Exercise requirements: Write out the listing below without alteration, omitting its pictures.

Exercise input:

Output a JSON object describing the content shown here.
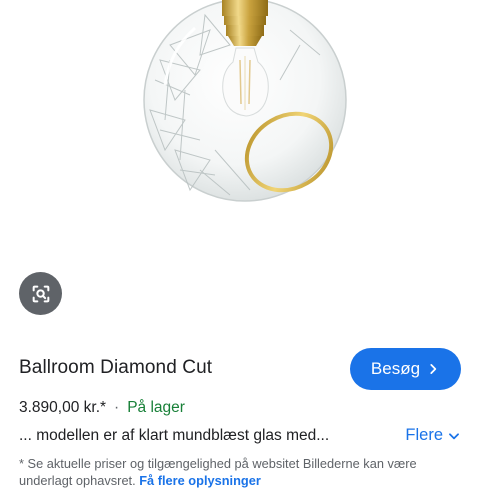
{
  "product": {
    "title": "Ballroom Diamond Cut",
    "price": "3.890,00 kr.*",
    "separator": "·",
    "stock": "På lager",
    "description": "... modellen er af klart mundblæst glas med...",
    "more_label": "Flere",
    "visit_label": "Besøg",
    "disclaimer_text": "* Se aktuelle priser og tilgængelighed på websitet Billederne kan være underlagt ophavsret.",
    "disclaimer_link": "Få flere oplysninger"
  },
  "icons": {
    "lens": "lens-search-icon",
    "visit_chevron": "chevron-right-icon",
    "more_chevron": "chevron-down-icon"
  },
  "colors": {
    "accent": "#1a73e8",
    "stock": "#188038",
    "lens_bg": "#5f6368"
  }
}
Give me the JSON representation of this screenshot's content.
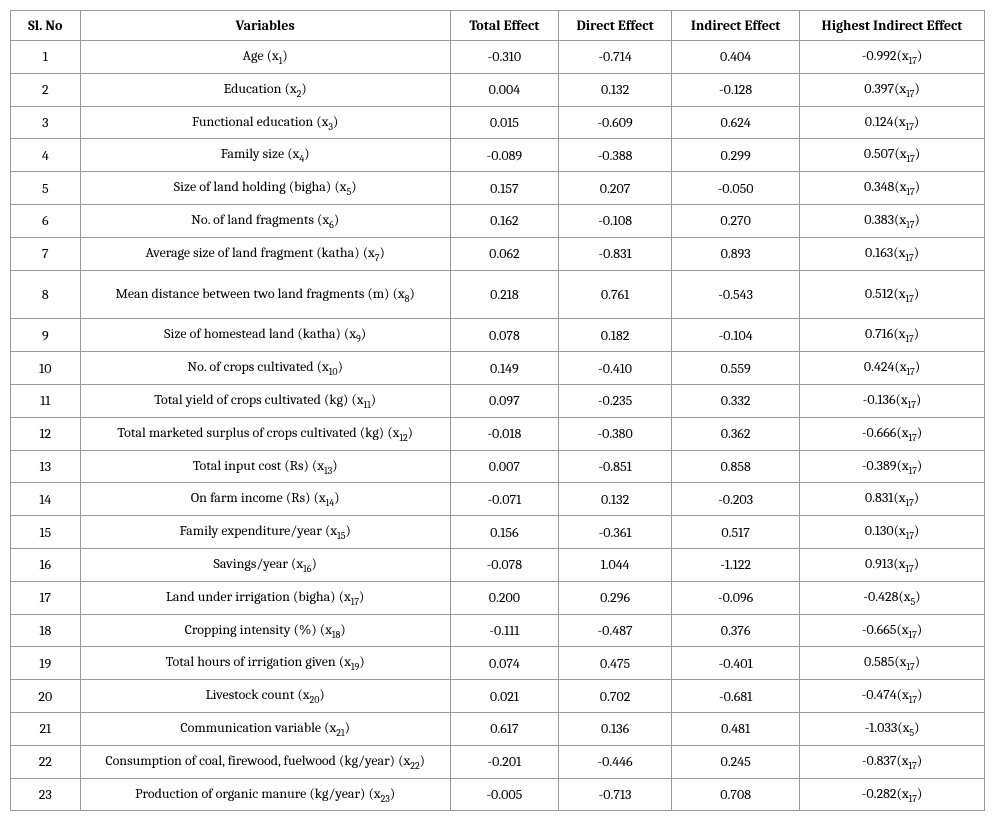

Result of this task:
Output a JSON object describing the content shown here.
{
  "product": {
    "title": "Ballroom Diamond Cut",
    "price": "3.890,00 kr.*",
    "separator": "·",
    "stock": "På lager",
    "description": "... modellen er af klart mundblæst glas med...",
    "more_label": "Flere",
    "visit_label": "Besøg",
    "disclaimer_text": "* Se aktuelle priser og tilgængelighed på websitet Billederne kan være underlagt ophavsret.",
    "disclaimer_link": "Få flere oplysninger"
  },
  "icons": {
    "lens": "lens-search-icon",
    "visit_chevron": "chevron-right-icon",
    "more_chevron": "chevron-down-icon"
  },
  "colors": {
    "accent": "#1a73e8",
    "stock": "#188038",
    "lens_bg": "#5f6368"
  }
}
Give me the JSON representation of this screenshot's content.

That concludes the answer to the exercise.